Exercise goal -> In the material below, identify each line bearing the word "West". Reproduce those lines.

Material provided ->
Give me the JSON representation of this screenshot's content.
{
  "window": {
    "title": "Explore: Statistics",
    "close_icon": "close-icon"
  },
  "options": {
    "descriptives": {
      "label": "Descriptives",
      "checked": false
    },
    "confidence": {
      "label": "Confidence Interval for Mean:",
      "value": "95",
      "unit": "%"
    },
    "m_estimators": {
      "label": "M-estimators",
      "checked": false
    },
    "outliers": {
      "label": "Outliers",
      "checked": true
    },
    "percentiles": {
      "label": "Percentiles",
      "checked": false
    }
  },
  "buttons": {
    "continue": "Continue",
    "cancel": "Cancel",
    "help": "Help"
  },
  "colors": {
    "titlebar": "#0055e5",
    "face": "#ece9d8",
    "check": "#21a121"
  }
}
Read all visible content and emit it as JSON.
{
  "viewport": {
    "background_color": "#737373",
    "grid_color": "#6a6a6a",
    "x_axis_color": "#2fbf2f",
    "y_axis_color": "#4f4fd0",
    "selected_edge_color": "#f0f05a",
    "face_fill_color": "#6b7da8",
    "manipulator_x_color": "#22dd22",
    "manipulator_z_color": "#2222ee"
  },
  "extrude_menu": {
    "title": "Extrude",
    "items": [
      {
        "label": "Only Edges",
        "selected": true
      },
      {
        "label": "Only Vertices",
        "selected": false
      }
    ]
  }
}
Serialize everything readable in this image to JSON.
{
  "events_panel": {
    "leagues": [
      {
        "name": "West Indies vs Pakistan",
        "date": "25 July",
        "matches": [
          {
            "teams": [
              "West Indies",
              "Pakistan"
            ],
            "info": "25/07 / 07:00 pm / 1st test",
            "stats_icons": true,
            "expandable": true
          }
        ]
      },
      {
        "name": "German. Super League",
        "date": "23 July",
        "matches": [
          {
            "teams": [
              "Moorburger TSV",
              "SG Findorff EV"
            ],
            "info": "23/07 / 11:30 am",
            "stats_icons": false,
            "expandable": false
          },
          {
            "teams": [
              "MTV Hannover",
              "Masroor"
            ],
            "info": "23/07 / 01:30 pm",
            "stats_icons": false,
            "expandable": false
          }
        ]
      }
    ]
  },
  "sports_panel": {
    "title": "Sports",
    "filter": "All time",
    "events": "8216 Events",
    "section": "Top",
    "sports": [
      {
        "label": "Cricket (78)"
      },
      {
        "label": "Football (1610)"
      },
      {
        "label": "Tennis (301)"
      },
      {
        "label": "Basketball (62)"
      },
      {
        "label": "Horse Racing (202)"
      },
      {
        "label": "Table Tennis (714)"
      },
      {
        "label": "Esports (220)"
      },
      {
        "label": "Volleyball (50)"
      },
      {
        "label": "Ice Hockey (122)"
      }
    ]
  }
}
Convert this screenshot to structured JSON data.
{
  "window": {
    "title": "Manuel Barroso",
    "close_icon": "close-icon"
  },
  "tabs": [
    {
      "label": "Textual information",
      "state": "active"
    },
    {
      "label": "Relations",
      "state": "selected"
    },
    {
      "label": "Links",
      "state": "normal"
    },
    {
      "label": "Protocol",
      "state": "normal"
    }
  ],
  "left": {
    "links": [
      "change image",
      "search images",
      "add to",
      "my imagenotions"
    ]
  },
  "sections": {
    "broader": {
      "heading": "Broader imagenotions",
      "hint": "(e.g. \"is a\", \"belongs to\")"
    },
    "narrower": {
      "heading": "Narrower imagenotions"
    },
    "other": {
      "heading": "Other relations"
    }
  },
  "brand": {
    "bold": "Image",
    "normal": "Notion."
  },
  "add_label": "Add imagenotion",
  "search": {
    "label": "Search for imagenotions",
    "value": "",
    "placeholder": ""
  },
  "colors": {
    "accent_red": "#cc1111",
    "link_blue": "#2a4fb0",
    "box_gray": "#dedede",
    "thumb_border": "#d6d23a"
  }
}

Exercise answer ->
        "name": "West Indies vs Pakistan",
              "West Indies",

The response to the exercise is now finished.